┌──

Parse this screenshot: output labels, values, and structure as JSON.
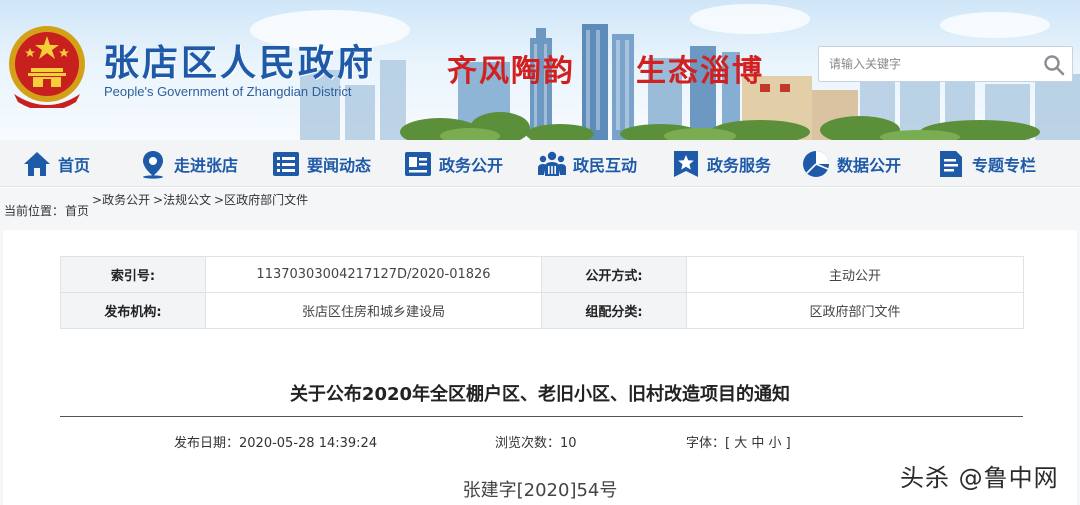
{
  "header": {
    "site_title": "张店区人民政府",
    "site_subtitle": "People's Government of Zhangdian District",
    "slogan_left": "齐风陶韵",
    "slogan_right": "生态淄博",
    "search": {
      "placeholder": "请输入关键字",
      "icon": "search-icon"
    },
    "emblem": "national-emblem",
    "colors": {
      "title": "#1f5aa8",
      "slogan": "#d21f1f"
    }
  },
  "nav": {
    "items": [
      {
        "label": "首页",
        "icon": "home-icon"
      },
      {
        "label": "走进张店",
        "icon": "location-pin-icon"
      },
      {
        "label": "要闻动态",
        "icon": "news-list-icon"
      },
      {
        "label": "政务公开",
        "icon": "id-card-icon"
      },
      {
        "label": "政民互动",
        "icon": "people-icon"
      },
      {
        "label": "政务服务",
        "icon": "star-badge-icon"
      },
      {
        "label": "数据公开",
        "icon": "pie-chart-icon"
      },
      {
        "label": "专题专栏",
        "icon": "document-icon"
      }
    ],
    "color": "#1f5aa8"
  },
  "breadcrumb": {
    "label": "当前位置：",
    "home": "首页",
    "segments": [
      "政务公开",
      "法规公文",
      "区政府部门文件"
    ]
  },
  "meta": {
    "index_key": "索引号:",
    "index_value": "11370303004217127D/2020-01826",
    "open_mode_key": "公开方式:",
    "open_mode_value": "主动公开",
    "publisher_key": "发布机构:",
    "publisher_value": "张店区住房和城乡建设局",
    "category_key": "组配分类:",
    "category_value": "区政府部门文件"
  },
  "article": {
    "title": "关于公布2020年全区棚户区、老旧小区、旧村改造项目的通知",
    "publish_label": "发布日期：",
    "publish_date": "2020-05-28 14:39:24",
    "views_label": "浏览次数：",
    "views": "10",
    "font_label": "字体：",
    "font_control": "[ 大 中 小 ]",
    "doc_number": "张建字[2020]54号"
  },
  "watermark": "头杀 @鲁中网"
}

└──

▶ [Request]:
Nothing in the entries should change as you copy them, except that the pictures are left out.

▶ [Correct answer]:
Parse this screenshot: output labels, values, and structure as JSON.
{
  "header": {
    "site_title": "张店区人民政府",
    "site_subtitle": "People's Government of Zhangdian District",
    "slogan_left": "齐风陶韵",
    "slogan_right": "生态淄博",
    "search": {
      "placeholder": "请输入关键字",
      "icon": "search-icon"
    },
    "emblem": "national-emblem",
    "colors": {
      "title": "#1f5aa8",
      "slogan": "#d21f1f"
    }
  },
  "nav": {
    "items": [
      {
        "label": "首页",
        "icon": "home-icon"
      },
      {
        "label": "走进张店",
        "icon": "location-pin-icon"
      },
      {
        "label": "要闻动态",
        "icon": "news-list-icon"
      },
      {
        "label": "政务公开",
        "icon": "id-card-icon"
      },
      {
        "label": "政民互动",
        "icon": "people-icon"
      },
      {
        "label": "政务服务",
        "icon": "star-badge-icon"
      },
      {
        "label": "数据公开",
        "icon": "pie-chart-icon"
      },
      {
        "label": "专题专栏",
        "icon": "document-icon"
      }
    ],
    "color": "#1f5aa8"
  },
  "breadcrumb": {
    "label": "当前位置：",
    "home": "首页",
    "segments": [
      "政务公开",
      "法规公文",
      "区政府部门文件"
    ]
  },
  "meta": {
    "index_key": "索引号:",
    "index_value": "11370303004217127D/2020-01826",
    "open_mode_key": "公开方式:",
    "open_mode_value": "主动公开",
    "publisher_key": "发布机构:",
    "publisher_value": "张店区住房和城乡建设局",
    "category_key": "组配分类:",
    "category_value": "区政府部门文件"
  },
  "article": {
    "title": "关于公布2020年全区棚户区、老旧小区、旧村改造项目的通知",
    "publish_label": "发布日期：",
    "publish_date": "2020-05-28 14:39:24",
    "views_label": "浏览次数：",
    "views": "10",
    "font_label": "字体：",
    "font_control": "[ 大 中 小 ]",
    "doc_number": "张建字[2020]54号"
  },
  "watermark": "头杀 @鲁中网"
}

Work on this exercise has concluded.